> [Problem to solve]
Locate the line that contains "Read out every word on this page.". Reproduce it and all following lines up to the end of the material, exactly and with nothing added.

(Data records)
# # # # #

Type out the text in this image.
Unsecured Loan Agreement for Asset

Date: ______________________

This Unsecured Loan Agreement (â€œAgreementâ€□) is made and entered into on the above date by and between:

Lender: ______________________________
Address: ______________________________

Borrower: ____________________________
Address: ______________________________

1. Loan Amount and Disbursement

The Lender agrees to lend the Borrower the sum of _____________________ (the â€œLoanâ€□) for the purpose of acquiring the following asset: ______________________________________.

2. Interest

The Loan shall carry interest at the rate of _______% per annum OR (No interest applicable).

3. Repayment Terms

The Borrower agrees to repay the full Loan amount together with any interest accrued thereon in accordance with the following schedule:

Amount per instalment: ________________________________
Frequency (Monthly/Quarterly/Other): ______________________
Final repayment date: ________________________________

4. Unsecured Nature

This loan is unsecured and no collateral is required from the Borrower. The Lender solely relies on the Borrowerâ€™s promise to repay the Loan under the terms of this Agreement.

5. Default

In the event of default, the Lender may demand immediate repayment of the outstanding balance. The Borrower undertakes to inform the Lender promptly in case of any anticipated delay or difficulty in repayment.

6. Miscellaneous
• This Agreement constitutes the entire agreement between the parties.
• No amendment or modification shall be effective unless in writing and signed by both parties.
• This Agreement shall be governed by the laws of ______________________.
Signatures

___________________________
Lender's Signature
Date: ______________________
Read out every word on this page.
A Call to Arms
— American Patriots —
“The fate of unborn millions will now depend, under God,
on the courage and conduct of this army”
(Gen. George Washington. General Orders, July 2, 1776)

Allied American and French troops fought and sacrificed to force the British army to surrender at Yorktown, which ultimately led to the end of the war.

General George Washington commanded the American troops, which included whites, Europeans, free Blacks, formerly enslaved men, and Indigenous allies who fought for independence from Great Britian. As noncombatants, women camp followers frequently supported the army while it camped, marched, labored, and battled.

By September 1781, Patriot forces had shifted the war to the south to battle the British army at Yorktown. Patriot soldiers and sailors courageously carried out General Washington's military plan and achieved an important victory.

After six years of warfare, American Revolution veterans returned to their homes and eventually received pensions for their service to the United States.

# # # # #

> [Answer to this exercise]
Read out every word on this page.
A Call to Arms
— American Patriots —
“The fate of unborn millions will now depend, under God,
on the courage and conduct of this army”
(Gen. George Washington. General Orders, July 2, 1776)

Allied American and French troops fought and sacrificed to force the British army to surrender at Yorktown, which ultimately led to the end of the war.

General George Washington commanded the American troops, which included whites, Europeans, free Blacks, formerly enslaved men, and Indigenous allies who fought for independence from Great Britian. As noncombatants, women camp followers frequently supported the army while it camped, marched, labored, and battled.

By September 1781, Patriot forces had shifted the war to the south to battle the British army at Yorktown. Patriot soldiers and sailors courageously carried out General Washington's military plan and achieved an important victory.

After six years of warfare, American Revolution veterans returned to their homes and eventually received pensions for their service to the United States.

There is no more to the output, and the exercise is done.